[start of DATA TO USE]

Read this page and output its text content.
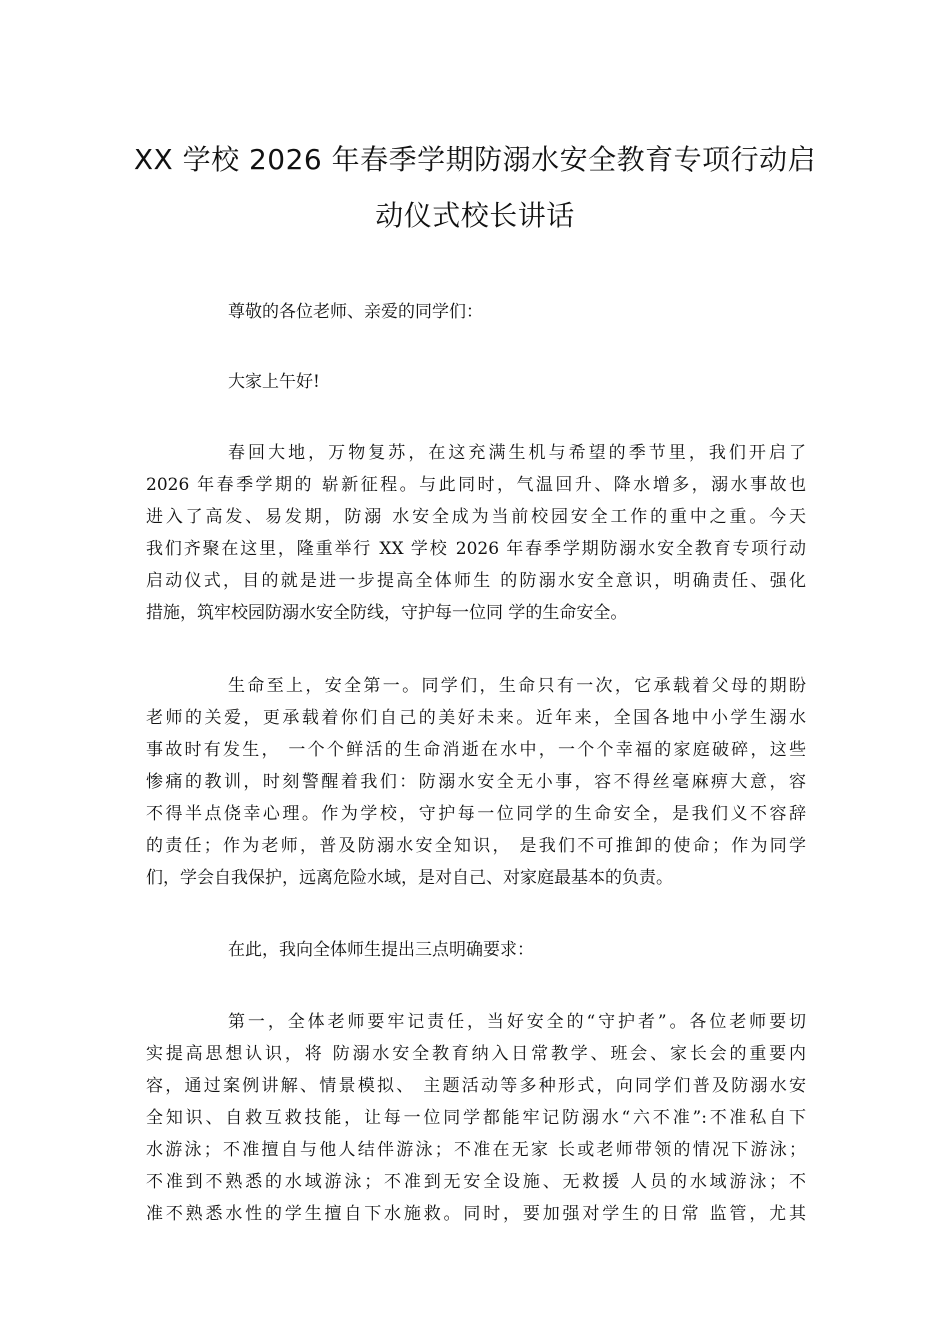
XX 学校 2026 年春季学期防溺水安全教育专项行动启
动仪式校长讲话
尊敬的各位老师、亲爱的同学们：
大家上午好!
春回大地，万物复苏，在这充满生机与希望的季节里，我们开启了
2026 年春季学期的 崭新征程。与此同时，气温回升、降水增多，溺水事故也
进入了高发、易发期，防溺 水安全成为当前校园安全工作的重中之重。今天
我们齐聚在这里，隆重举行 XX 学校 2026 年春季学期防溺水安全教育专项行动
启动仪式，目的就是进一步提高全体师生 的防溺水安全意识，明确责任、强化
措施，筑牢校园防溺水安全防线，守护每一位同 学的生命安全。
生命至上，安全第一。同学们，生命只有一次，它承载着父母的期盼
老师的关爱，更承载着你们自己的美好未来。近年来，全国各地中小学生溺水
事故时有发生， 一个个鲜活的生命消逝在水中，一个个幸福的家庭破碎，这些
惨痛的教训，时刻警醒着我们：防溺水安全无小事，容不得丝毫麻痹大意，容
不得半点侥幸心理。作为学校，守护每一位同学的生命安全，是我们义不容辞
的责任；作为老师，普及防溺水安全知识， 是我们不可推卸的使命；作为同学
们，学会自我保护，远离危险水域，是对自己、对家庭最基本的负责。
在此，我向全体师生提出三点明确要求：
第一，全体老师要牢记责任，当好安全的“守护者”。各位老师要切
实提高思想认识，将 防溺水安全教育纳入日常教学、班会、家长会的重要内
容，通过案例讲解、情景模拟、 主题活动等多种形式，向同学们普及防溺水安
全知识、自救互救技能，让每一位同学都能牢记防溺水“六不准”:不准私自下
水游泳；不准擅自与他人结伴游泳；不准在无家 长或老师带领的情况下游泳；
不准到不熟悉的水域游泳；不准到无安全设施、无救援 人员的水域游泳；不
准不熟悉水性的学生擅自下水施救。同时，要加强对学生的日常 监管，尤其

[end of DATA TO USE]

▶ [STATED PROBLEM] Extract the full listing above verbatim; pictures are to be left out of the copy.

▶ [SOLUTION]
Read this page and output its text content.
XX 学校 2026 年春季学期防溺水安全教育专项行动启
动仪式校长讲话
尊敬的各位老师、亲爱的同学们：
大家上午好!
春回大地，万物复苏，在这充满生机与希望的季节里，我们开启了
2026 年春季学期的 崭新征程。与此同时，气温回升、降水增多，溺水事故也
进入了高发、易发期，防溺 水安全成为当前校园安全工作的重中之重。今天
我们齐聚在这里，隆重举行 XX 学校 2026 年春季学期防溺水安全教育专项行动
启动仪式，目的就是进一步提高全体师生 的防溺水安全意识，明确责任、强化
措施，筑牢校园防溺水安全防线，守护每一位同 学的生命安全。
生命至上，安全第一。同学们，生命只有一次，它承载着父母的期盼
老师的关爱，更承载着你们自己的美好未来。近年来，全国各地中小学生溺水
事故时有发生， 一个个鲜活的生命消逝在水中，一个个幸福的家庭破碎，这些
惨痛的教训，时刻警醒着我们：防溺水安全无小事，容不得丝毫麻痹大意，容
不得半点侥幸心理。作为学校，守护每一位同学的生命安全，是我们义不容辞
的责任；作为老师，普及防溺水安全知识， 是我们不可推卸的使命；作为同学
们，学会自我保护，远离危险水域，是对自己、对家庭最基本的负责。
在此，我向全体师生提出三点明确要求：
第一，全体老师要牢记责任，当好安全的“守护者”。各位老师要切
实提高思想认识，将 防溺水安全教育纳入日常教学、班会、家长会的重要内
容，通过案例讲解、情景模拟、 主题活动等多种形式，向同学们普及防溺水安
全知识、自救互救技能，让每一位同学都能牢记防溺水“六不准”:不准私自下
水游泳；不准擅自与他人结伴游泳；不准在无家 长或老师带领的情况下游泳；
不准到不熟悉的水域游泳；不准到无安全设施、无救援 人员的水域游泳；不
准不熟悉水性的学生擅自下水施救。同时，要加强对学生的日常 监管，尤其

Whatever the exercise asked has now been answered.